Set problem
Check each line of the material below for "pour", then copy the ones that contain it.

Records excerpted from a collection
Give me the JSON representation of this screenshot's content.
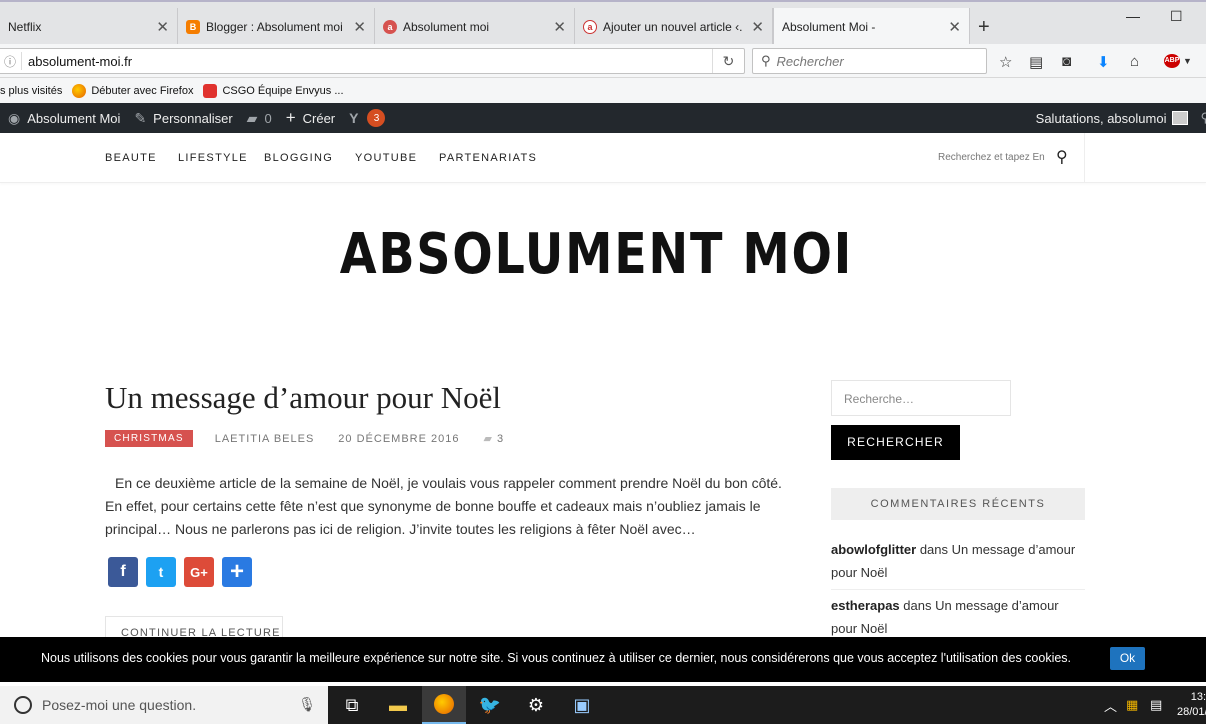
{
  "browser": {
    "tabs": [
      {
        "label": "Netflix"
      },
      {
        "label": "Blogger : Absolument moi -"
      },
      {
        "label": "Absolument moi"
      },
      {
        "label": "Ajouter un nouvel article ‹..."
      },
      {
        "label": "Absolument Moi -"
      }
    ],
    "url": "absolument-moi.fr",
    "search_placeholder": "Rechercher",
    "bookmarks": [
      "s plus visités",
      "Débuter avec Firefox",
      "CSGO Équipe Envyus ..."
    ]
  },
  "adminbar": {
    "site": "Absolument Moi",
    "customize": "Personnaliser",
    "comments_count": "0",
    "create": "Créer",
    "notifications": "3",
    "greeting": "Salutations, absolumoi"
  },
  "site": {
    "menu": [
      "BEAUTE",
      "LIFESTYLE",
      "BLOGGING",
      "YOUTUBE",
      "PARTENARIATS"
    ],
    "search_placeholder": "Recherchez et tapez En",
    "title": "ABSOLUMENT MOI"
  },
  "post": {
    "title": "Un message d’amour pour Noël",
    "category": "CHRISTMAS",
    "author": "LAETITIA BELES",
    "date": "20 DÉCEMBRE 2016",
    "comments": "3",
    "excerpt": "En ce deuxième article de la semaine de Noël, je voulais vous rappeler comment prendre Noël du bon côté. En effet, pour certains cette fête n’est que synonyme de bonne bouffe et cadeaux mais n’oubliez jamais le principal…     Nous ne parlerons pas ici de religion. J’invite toutes les religions à fêter Noël avec…",
    "read_more": "CONTINUER LA LECTURE"
  },
  "sidebar": {
    "search_placeholder": "Recherche…",
    "search_button": "RECHERCHER",
    "widget_title": "COMMENTAIRES RÉCENTS",
    "recent_comments": [
      {
        "author": "abowlofglitter",
        "text": " dans Un message d’amour pour Noël"
      },
      {
        "author": "estherapas",
        "text": " dans Un message d’amour pour Noël"
      }
    ]
  },
  "cookie": {
    "text": "Nous utilisons des cookies pour vous garantir la meilleure expérience sur notre site. Si vous continuez à utiliser ce dernier, nous considérerons que vous acceptez l'utilisation des cookies.",
    "ok": "Ok"
  },
  "taskbar": {
    "cortana_placeholder": "Posez-moi une question.",
    "time": "13:",
    "date": "28/01/"
  },
  "colors": {
    "admin_bg": "#23282d",
    "category_red": "#d6524f",
    "cookie_ok_blue": "#1e73be"
  }
}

Result for this task
    "title": "Un message d’amour pour Noël",
    "excerpt": "En ce deuxième article de la semaine de Noël, je voulais vous rappeler comment prendre Noël du bon côté. En effet, pour certains cette fête n’est que synonyme de bonne bouffe et cadeaux mais n’oubliez jamais le principal…     Nous ne parlerons pas ici de religion. J’invite toutes les religions à fêter Noël avec…",
        "text": " dans Un message d’amour pour Noël"
        "text": " dans Un message d’amour pour Noël"
    "text": "Nous utilisons des cookies pour vous garantir la meilleure expérience sur notre site. Si vous continuez à utiliser ce dernier, nous considérerons que vous acceptez l'utilisation des cookies.",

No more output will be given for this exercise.